→ Problem to solve: Say how many lines of the listing below contain "title", giving the number and nothing else.

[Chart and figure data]
++++++++

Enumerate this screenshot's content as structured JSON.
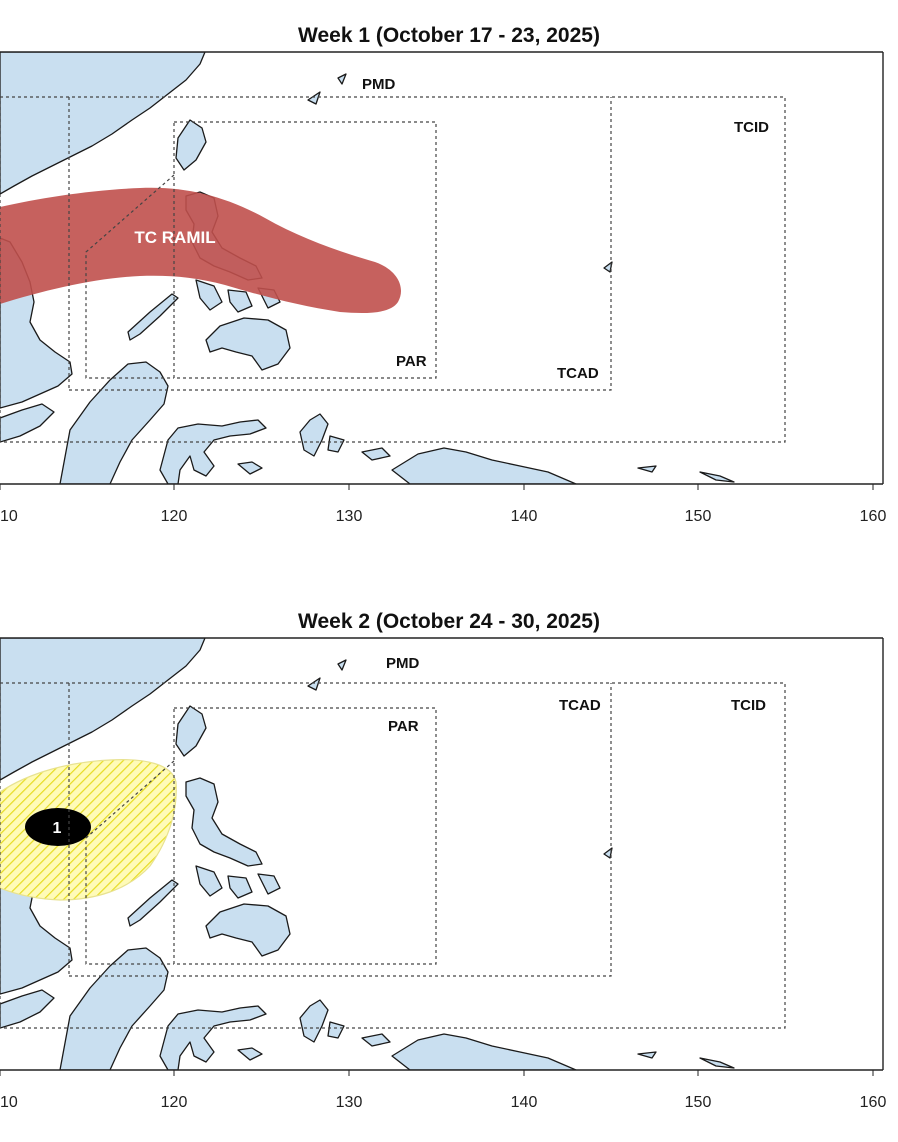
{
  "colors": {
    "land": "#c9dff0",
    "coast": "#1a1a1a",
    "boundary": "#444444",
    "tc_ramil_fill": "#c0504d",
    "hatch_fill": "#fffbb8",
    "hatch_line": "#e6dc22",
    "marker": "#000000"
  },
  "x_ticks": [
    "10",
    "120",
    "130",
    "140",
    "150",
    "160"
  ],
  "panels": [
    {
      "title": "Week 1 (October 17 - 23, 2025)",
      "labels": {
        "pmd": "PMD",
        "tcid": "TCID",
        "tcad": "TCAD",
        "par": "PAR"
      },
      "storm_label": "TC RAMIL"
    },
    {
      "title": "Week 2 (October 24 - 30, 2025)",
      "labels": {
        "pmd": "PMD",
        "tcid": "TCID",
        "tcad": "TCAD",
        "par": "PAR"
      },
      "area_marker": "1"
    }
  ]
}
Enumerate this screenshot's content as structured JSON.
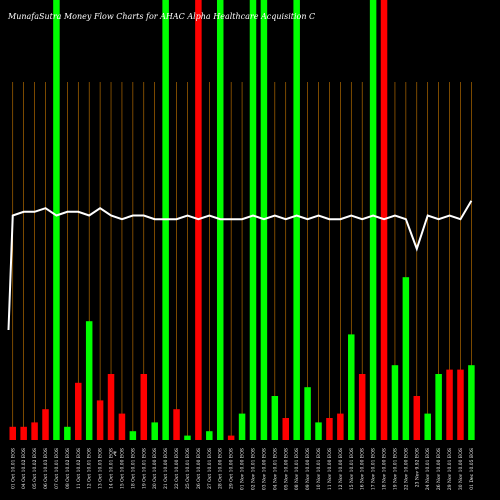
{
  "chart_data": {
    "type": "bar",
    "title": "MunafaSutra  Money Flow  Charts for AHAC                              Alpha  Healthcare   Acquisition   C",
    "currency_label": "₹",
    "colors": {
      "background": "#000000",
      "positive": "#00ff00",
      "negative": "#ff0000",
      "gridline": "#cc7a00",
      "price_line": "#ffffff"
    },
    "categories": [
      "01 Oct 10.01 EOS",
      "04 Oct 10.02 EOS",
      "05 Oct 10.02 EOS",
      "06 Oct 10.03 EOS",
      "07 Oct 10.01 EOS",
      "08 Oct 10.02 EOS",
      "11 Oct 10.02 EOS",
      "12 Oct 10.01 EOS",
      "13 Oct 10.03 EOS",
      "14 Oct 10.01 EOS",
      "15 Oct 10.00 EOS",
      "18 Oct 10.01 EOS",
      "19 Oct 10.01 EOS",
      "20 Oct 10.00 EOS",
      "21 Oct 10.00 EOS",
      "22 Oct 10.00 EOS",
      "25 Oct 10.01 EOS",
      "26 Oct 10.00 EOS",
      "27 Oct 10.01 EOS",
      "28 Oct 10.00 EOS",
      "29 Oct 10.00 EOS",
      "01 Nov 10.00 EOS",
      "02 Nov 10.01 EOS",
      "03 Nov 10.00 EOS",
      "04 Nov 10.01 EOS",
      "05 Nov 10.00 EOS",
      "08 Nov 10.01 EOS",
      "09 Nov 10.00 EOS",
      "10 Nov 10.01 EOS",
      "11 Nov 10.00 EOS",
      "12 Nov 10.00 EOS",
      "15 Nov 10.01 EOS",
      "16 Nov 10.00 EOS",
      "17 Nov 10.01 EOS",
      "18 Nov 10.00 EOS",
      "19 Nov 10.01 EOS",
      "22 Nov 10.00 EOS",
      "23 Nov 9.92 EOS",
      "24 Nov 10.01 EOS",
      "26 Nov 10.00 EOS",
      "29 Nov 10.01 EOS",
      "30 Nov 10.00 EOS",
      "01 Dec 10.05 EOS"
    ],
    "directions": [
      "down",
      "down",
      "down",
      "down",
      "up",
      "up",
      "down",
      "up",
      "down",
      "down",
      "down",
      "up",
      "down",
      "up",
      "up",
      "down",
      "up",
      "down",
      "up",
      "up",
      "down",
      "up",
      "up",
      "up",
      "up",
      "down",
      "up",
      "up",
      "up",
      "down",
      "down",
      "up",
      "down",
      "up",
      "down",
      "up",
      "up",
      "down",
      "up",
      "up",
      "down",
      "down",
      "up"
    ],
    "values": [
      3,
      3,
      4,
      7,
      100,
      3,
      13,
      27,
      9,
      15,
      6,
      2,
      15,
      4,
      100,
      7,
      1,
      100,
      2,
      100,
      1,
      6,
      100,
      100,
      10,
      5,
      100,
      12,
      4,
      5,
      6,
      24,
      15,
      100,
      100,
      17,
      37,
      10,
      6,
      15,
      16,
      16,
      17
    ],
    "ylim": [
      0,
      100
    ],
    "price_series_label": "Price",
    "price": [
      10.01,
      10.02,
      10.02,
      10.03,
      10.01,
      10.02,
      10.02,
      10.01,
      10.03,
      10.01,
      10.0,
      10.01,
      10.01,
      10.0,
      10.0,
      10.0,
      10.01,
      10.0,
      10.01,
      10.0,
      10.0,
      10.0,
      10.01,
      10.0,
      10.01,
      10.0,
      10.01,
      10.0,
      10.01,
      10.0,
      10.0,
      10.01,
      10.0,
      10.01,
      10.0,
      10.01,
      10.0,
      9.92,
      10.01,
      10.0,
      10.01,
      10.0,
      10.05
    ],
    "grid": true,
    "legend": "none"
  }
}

++++++++

→ Exercise solution: 3